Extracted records
----------------------------------------

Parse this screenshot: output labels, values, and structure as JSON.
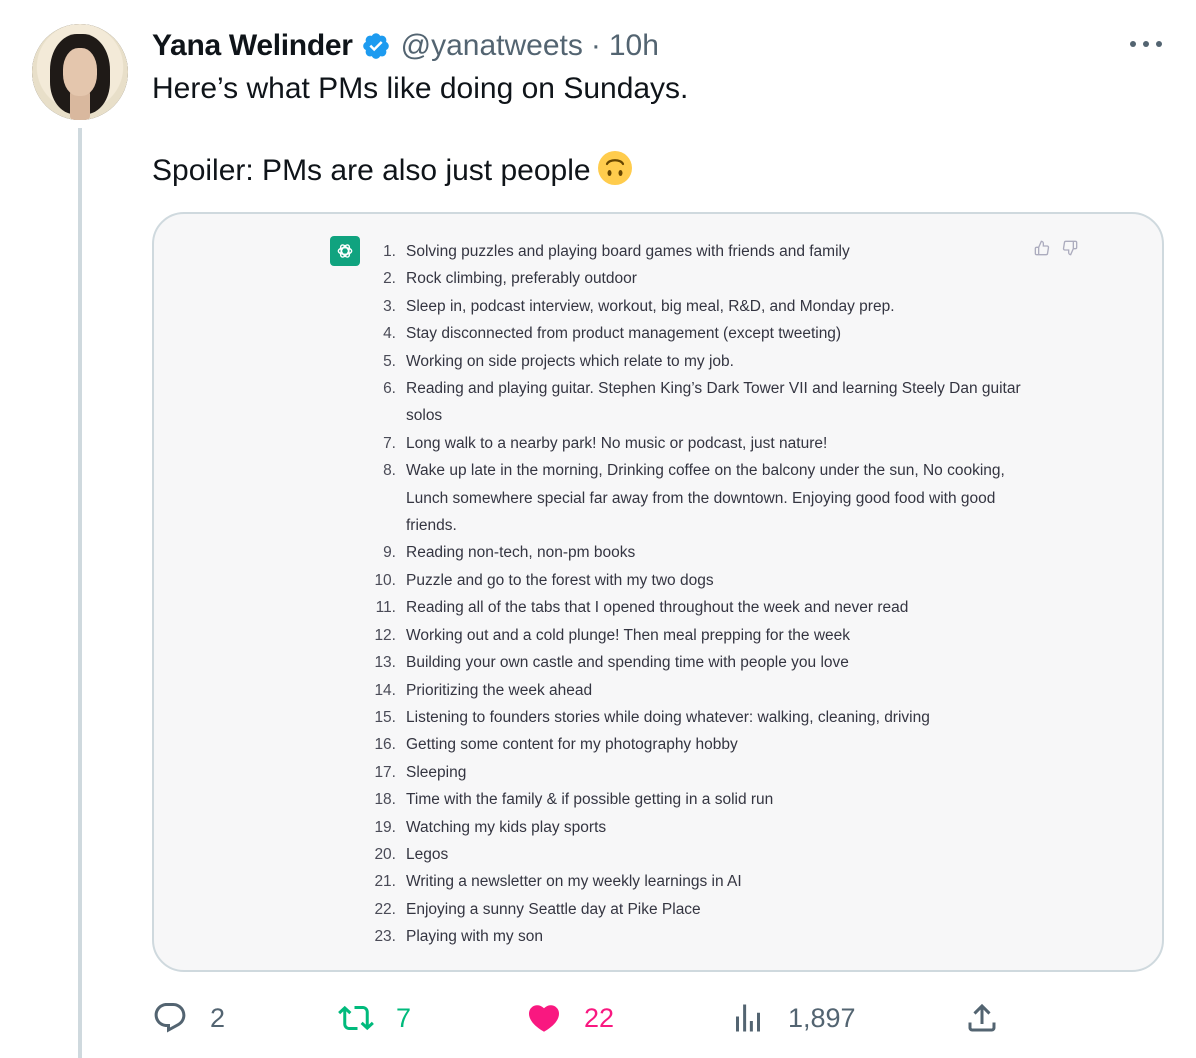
{
  "author": {
    "name": "Yana Welinder",
    "handle": "@yanatweets",
    "separator": "·",
    "time": "10h"
  },
  "tweet": {
    "line1": "Here’s what PMs like doing on Sundays.",
    "line2": "Spoiler: PMs are also just people"
  },
  "list": [
    {
      "num": "1.",
      "text": "Solving puzzles and playing board games with friends and family"
    },
    {
      "num": "2.",
      "text": "Rock climbing, preferably outdoor"
    },
    {
      "num": "3.",
      "text": "Sleep in, podcast interview, workout, big meal, R&D, and Monday prep."
    },
    {
      "num": "4.",
      "text": "Stay disconnected from product management (except tweeting)"
    },
    {
      "num": "5.",
      "text": "Working on side projects which relate to my job."
    },
    {
      "num": "6.",
      "text": "Reading and playing guitar. Stephen King’s Dark Tower VII and learning Steely Dan guitar solos"
    },
    {
      "num": "7.",
      "text": "Long walk to a nearby park! No music or podcast, just nature!"
    },
    {
      "num": "8.",
      "text": "Wake up late in the morning, Drinking coffee on the balcony under the sun, No cooking, Lunch somewhere special far away from the downtown. Enjoying good food with good friends."
    },
    {
      "num": "9.",
      "text": "Reading non-tech, non-pm books"
    },
    {
      "num": "10.",
      "text": "Puzzle and go to the forest with my two dogs"
    },
    {
      "num": "11.",
      "text": "Reading all of the tabs that I opened throughout the week and never read"
    },
    {
      "num": "12.",
      "text": "Working out and a cold plunge! Then meal prepping for the week"
    },
    {
      "num": "13.",
      "text": "Building your own castle and spending time with people you love"
    },
    {
      "num": "14.",
      "text": "Prioritizing the week ahead"
    },
    {
      "num": "15.",
      "text": "Listening to founders stories while doing whatever: walking, cleaning, driving"
    },
    {
      "num": "16.",
      "text": "Getting some content for my photography hobby"
    },
    {
      "num": "17.",
      "text": "Sleeping"
    },
    {
      "num": "18.",
      "text": "Time with the family & if possible getting in a solid run"
    },
    {
      "num": "19.",
      "text": "Watching my kids play sports"
    },
    {
      "num": "20.",
      "text": "Legos"
    },
    {
      "num": "21.",
      "text": "Writing a newsletter on my weekly learnings in AI"
    },
    {
      "num": "22.",
      "text": "Enjoying a sunny Seattle day at Pike Place"
    },
    {
      "num": "23.",
      "text": "Playing with my son"
    }
  ],
  "actions": {
    "replies": "2",
    "retweets": "7",
    "likes": "22",
    "views": "1,897"
  },
  "colors": {
    "verified": "#1d9bf0",
    "retweet": "#00ba7c",
    "like": "#f91880",
    "gpt_logo": "#10a37f"
  }
}
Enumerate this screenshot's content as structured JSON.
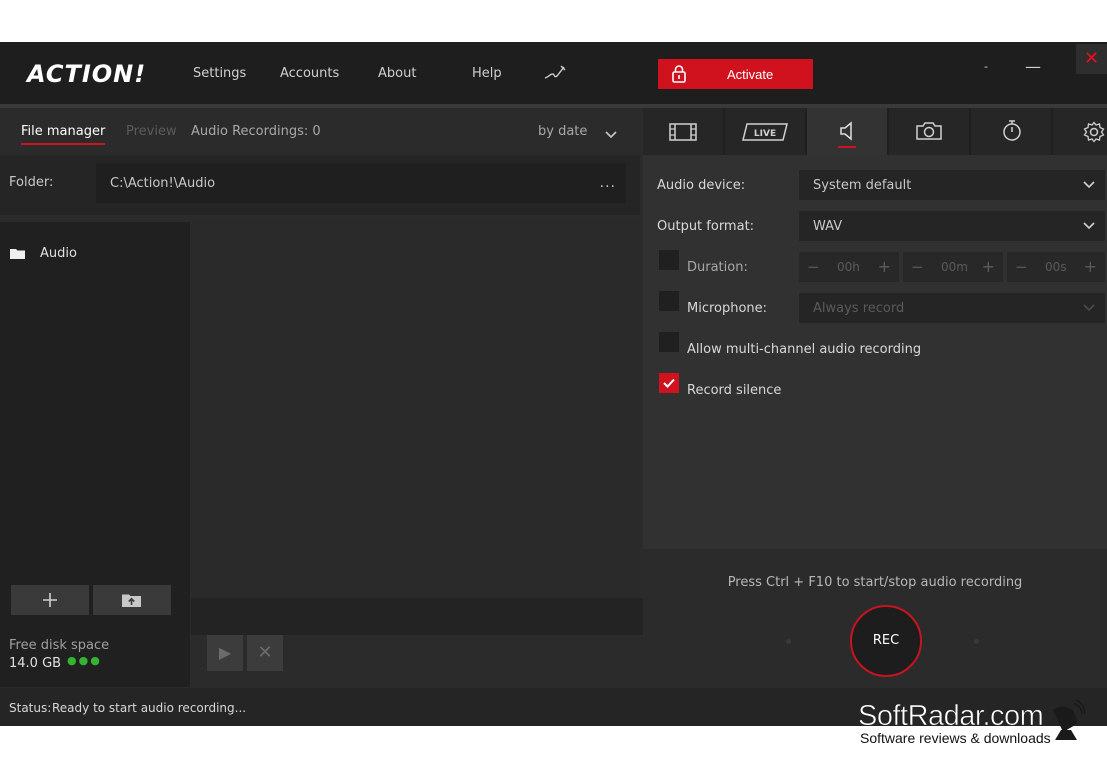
{
  "app": {
    "logo_text": "ACTION!",
    "menu": [
      "Settings",
      "Accounts",
      "About",
      "Help"
    ],
    "activate_label": "Activate",
    "window": {
      "minimize_small": "-",
      "minimize": "—",
      "close": "✕"
    }
  },
  "left": {
    "tabs": {
      "file_manager": "File manager",
      "preview": "Preview",
      "recordings_info": "Audio Recordings: 0"
    },
    "sort_label": "by date",
    "folder_label": "Folder:",
    "folder_path": "C:\\Action!\\Audio",
    "folder_browse": "...",
    "tree": [
      {
        "label": "Audio",
        "icon": "folder-icon"
      }
    ],
    "disk": {
      "label": "Free disk space",
      "value": "14.0 GB",
      "level_indicator": "●●●"
    }
  },
  "right": {
    "modes": [
      "video-mode",
      "live-mode",
      "audio-mode",
      "screenshot-mode",
      "timer-mode",
      "settings"
    ],
    "active_mode": "audio-mode",
    "audio_device": {
      "label": "Audio device:",
      "value": "System default"
    },
    "output_format": {
      "label": "Output format:",
      "value": "WAV"
    },
    "duration": {
      "label": "Duration:",
      "hours": "00h",
      "minutes": "00m",
      "seconds": "00s",
      "checked": false
    },
    "microphone": {
      "label": "Microphone:",
      "value": "Always record",
      "checked": false
    },
    "multichannel": {
      "label": "Allow multi-channel audio recording",
      "checked": false
    },
    "record_silence": {
      "label": "Record silence",
      "checked": true
    },
    "hint": "Press Ctrl + F10 to start/stop audio recording",
    "rec_label": "REC"
  },
  "status": {
    "key": "Status:",
    "value": "Ready to start audio recording..."
  },
  "watermark": {
    "brand": "SoftRadar.com",
    "tagline": "Software reviews & downloads"
  },
  "colors": {
    "accent": "#d0121f",
    "background": "#2b2b2b",
    "disk_ok": "#32b432"
  }
}
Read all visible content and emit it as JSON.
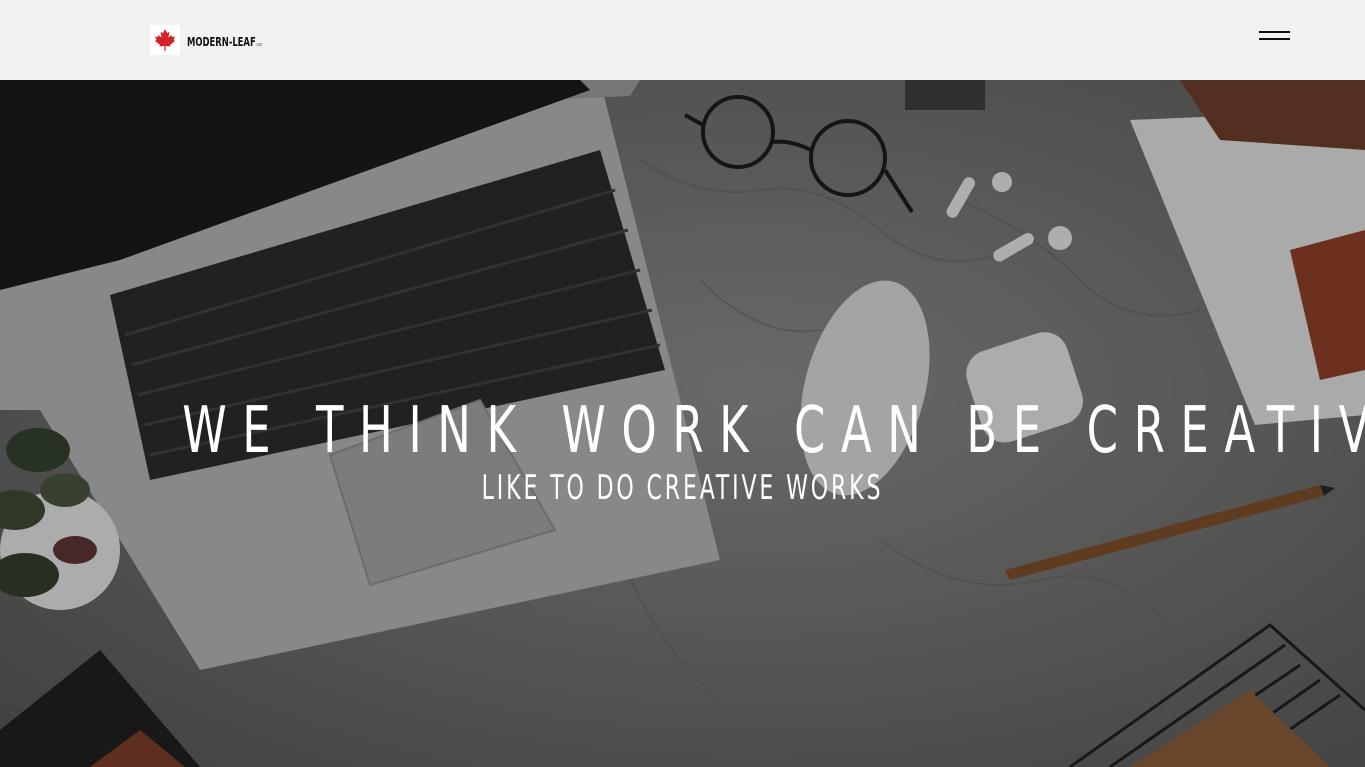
{
  "header": {
    "logo_text": "MODERN-LEAF",
    "logo_suffix": "sso",
    "logo_icon": "maple-leaf-icon",
    "menu_icon": "hamburger-menu-icon"
  },
  "hero": {
    "title": "WE THINK WORK CAN BE CREATIVE",
    "subtitle": "LIKE TO DO CREATIVE WORKS"
  },
  "colors": {
    "background": "#f2f2f2",
    "logo_leaf": "#d1232a",
    "text_dark": "#111111",
    "hero_text": "#ffffff"
  }
}
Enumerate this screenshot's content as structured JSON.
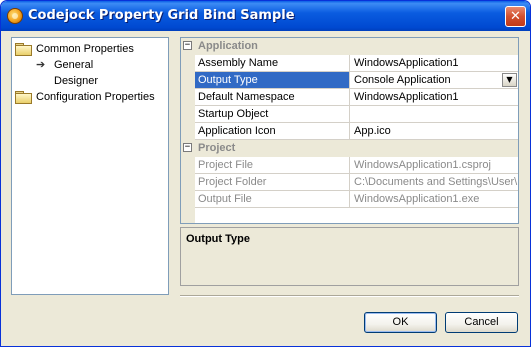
{
  "window": {
    "title": "Codejock Property Grid Bind Sample",
    "close_label": "✕"
  },
  "tree": {
    "items": [
      {
        "label": "Common Properties",
        "icon": "folder-icon",
        "level": 0
      },
      {
        "label": "General",
        "icon": "arrow-icon",
        "level": 1
      },
      {
        "label": "Designer",
        "icon": "",
        "level": 1
      },
      {
        "label": "Configuration Properties",
        "icon": "folder-icon",
        "level": 0
      }
    ],
    "arrow_glyph": "➔"
  },
  "grid": {
    "categories": [
      {
        "name": "Application",
        "toggle": "−",
        "properties": [
          {
            "name": "Assembly Name",
            "value": "WindowsApplication1"
          },
          {
            "name": "Output Type",
            "value": "Console Application"
          },
          {
            "name": "Default Namespace",
            "value": "WindowsApplication1"
          },
          {
            "name": "Startup Object",
            "value": ""
          },
          {
            "name": "Application Icon",
            "value": "App.ico"
          }
        ]
      },
      {
        "name": "Project",
        "toggle": "−",
        "properties": [
          {
            "name": "Project File",
            "value": "WindowsApplication1.csproj"
          },
          {
            "name": "Project Folder",
            "value": "C:\\Documents and Settings\\User\\M"
          },
          {
            "name": "Output File",
            "value": "WindowsApplication1.exe"
          }
        ]
      }
    ],
    "combo_glyph": "▼"
  },
  "help": {
    "title": "Output Type"
  },
  "buttons": {
    "ok_label": "OK",
    "cancel_label": "Cancel"
  },
  "colors": {
    "title_bar": "#0a5ce0",
    "selection": "#316ac5",
    "dialog_bg": "#ece9d8"
  }
}
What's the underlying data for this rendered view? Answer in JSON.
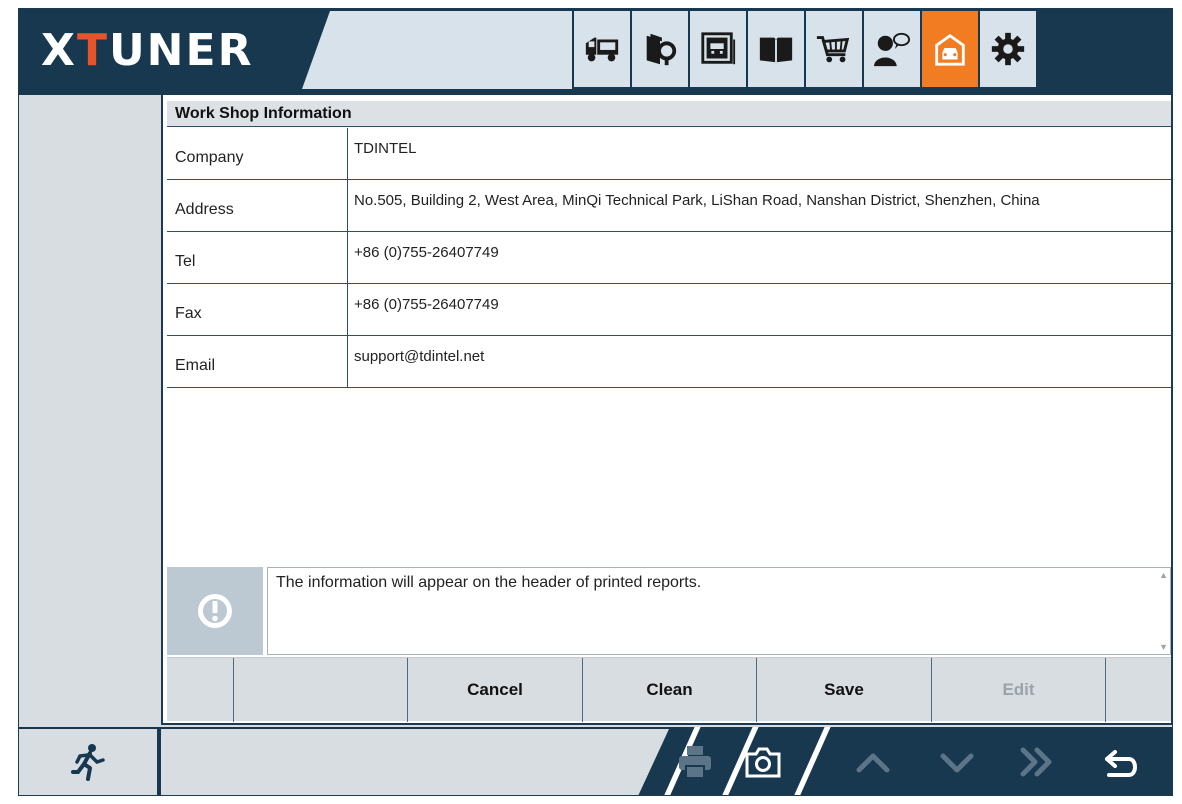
{
  "app": {
    "brand_left": "X",
    "brand_mark": "T",
    "brand_right": "UNER"
  },
  "toolbar": {
    "icons": [
      "truck-icon",
      "book-search-icon",
      "vehicle-window-icon",
      "manual-book-icon",
      "shopping-cart-icon",
      "user-chat-icon",
      "garage-icon",
      "gear-icon"
    ],
    "active": "garage-icon",
    "active_color": "#f27c21"
  },
  "workshop": {
    "title": "Work Shop Information",
    "fields": [
      {
        "label": "Company",
        "value": "TDINTEL"
      },
      {
        "label": "Address",
        "value": "No.505, Building 2, West Area, MinQi Technical Park, LiShan Road, Nanshan District, Shenzhen, China"
      },
      {
        "label": "Tel",
        "value": "+86 (0)755-26407749"
      },
      {
        "label": "Fax",
        "value": "+86 (0)755-26407749"
      },
      {
        "label": "Email",
        "value": "support@tdintel.net"
      }
    ]
  },
  "notice": {
    "text": "The information will appear on the header of printed reports."
  },
  "buttons": {
    "cancel": "Cancel",
    "clean": "Clean",
    "save": "Save",
    "edit": "Edit"
  },
  "bottombar": {
    "icons": [
      "exit-run-icon",
      "print-icon",
      "camera-icon",
      "chevron-up-icon",
      "chevron-down-icon",
      "fast-forward-icon",
      "back-icon"
    ]
  },
  "colors": {
    "dark_navy": "#17384f",
    "panel_gray": "#d8dde2",
    "accent_orange": "#f27c21"
  }
}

----------------------------------------

**WHAT IS NEEDED:** Of all the lines above, how many contain the word "people"? Answer with only the number.

**ANSWER TO THIS PROBLEM:** 2